Stored records:

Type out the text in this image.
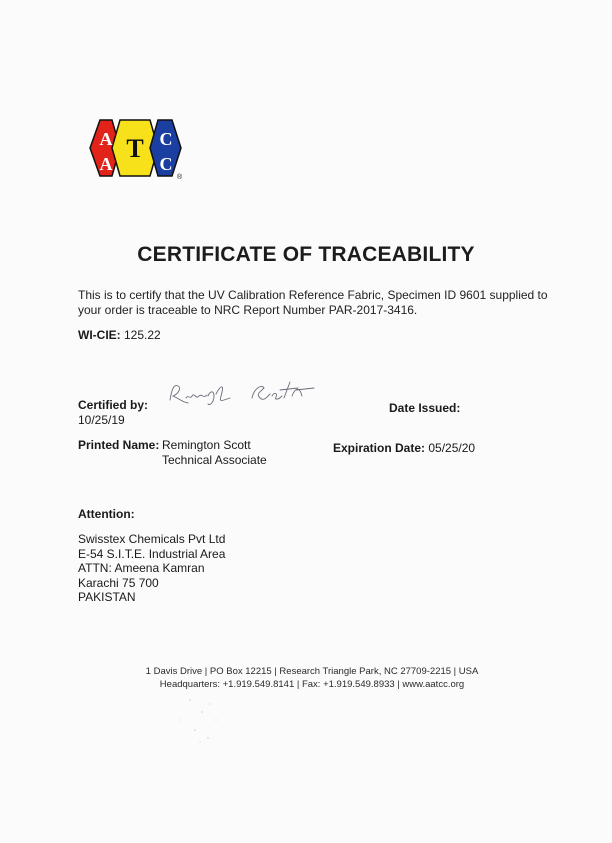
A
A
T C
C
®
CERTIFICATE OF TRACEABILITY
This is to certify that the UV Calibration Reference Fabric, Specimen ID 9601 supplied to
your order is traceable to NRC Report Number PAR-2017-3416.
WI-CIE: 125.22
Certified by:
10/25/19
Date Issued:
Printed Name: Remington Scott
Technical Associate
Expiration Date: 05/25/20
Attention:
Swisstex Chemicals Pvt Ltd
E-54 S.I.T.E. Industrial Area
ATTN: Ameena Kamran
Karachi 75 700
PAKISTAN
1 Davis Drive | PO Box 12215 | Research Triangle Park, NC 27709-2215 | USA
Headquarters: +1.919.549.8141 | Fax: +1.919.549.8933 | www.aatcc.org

* * *

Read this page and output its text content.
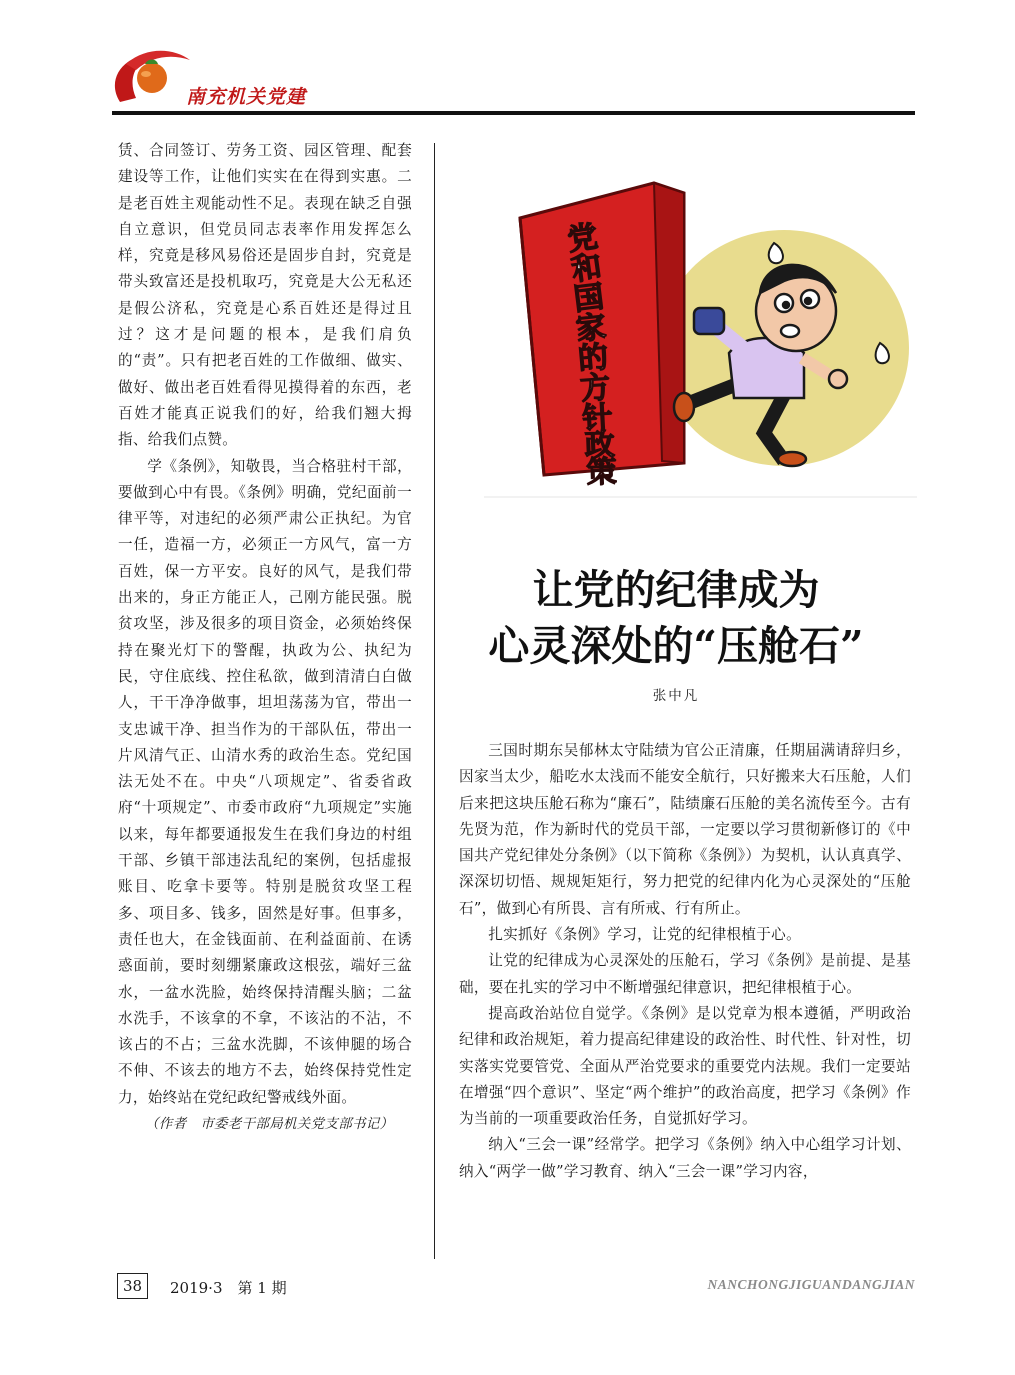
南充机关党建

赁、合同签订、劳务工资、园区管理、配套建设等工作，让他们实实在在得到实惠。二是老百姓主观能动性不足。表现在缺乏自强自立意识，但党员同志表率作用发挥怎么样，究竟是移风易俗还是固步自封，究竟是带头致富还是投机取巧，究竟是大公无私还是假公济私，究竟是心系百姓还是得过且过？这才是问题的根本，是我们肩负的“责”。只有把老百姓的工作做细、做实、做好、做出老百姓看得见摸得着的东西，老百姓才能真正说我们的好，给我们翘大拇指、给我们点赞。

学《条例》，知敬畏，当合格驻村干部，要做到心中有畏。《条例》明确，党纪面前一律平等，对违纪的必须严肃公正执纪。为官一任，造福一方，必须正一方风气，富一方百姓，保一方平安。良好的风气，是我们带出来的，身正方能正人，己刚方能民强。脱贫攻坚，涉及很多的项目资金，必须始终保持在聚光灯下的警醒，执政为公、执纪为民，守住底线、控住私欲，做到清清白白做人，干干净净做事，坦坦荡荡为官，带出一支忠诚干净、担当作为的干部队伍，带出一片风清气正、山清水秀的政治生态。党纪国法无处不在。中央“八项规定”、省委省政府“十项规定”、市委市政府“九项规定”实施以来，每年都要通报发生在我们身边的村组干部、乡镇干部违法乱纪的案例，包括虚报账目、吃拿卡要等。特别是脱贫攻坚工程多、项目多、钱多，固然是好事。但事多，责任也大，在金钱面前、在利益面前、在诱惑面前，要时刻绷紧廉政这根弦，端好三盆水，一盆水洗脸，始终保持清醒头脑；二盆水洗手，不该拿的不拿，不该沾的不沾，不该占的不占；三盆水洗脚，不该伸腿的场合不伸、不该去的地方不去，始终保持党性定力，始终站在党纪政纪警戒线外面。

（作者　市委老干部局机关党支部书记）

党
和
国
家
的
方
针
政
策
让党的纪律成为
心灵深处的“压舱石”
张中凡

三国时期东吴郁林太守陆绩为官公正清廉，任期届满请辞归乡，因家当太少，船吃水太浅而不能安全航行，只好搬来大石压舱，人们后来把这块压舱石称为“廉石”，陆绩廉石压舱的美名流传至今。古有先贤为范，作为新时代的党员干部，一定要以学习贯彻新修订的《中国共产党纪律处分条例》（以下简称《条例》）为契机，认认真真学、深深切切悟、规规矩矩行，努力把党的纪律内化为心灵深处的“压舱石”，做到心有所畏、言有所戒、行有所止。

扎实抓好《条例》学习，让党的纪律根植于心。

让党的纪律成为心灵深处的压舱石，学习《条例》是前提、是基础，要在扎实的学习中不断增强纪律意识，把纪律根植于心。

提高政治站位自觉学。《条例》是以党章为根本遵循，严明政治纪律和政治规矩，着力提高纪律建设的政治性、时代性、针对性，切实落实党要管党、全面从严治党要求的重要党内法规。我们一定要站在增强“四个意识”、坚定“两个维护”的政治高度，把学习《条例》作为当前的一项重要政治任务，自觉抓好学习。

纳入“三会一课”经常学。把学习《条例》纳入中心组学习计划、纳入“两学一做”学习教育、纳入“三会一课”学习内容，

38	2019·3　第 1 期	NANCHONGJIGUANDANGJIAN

_INSTRUCTION:_
Each line with the string "Date" in it needs to be found and copied.

_SOLUTION FOR THIS EXERCISE:_
Date Issued:
Expiration Date: 05/25/20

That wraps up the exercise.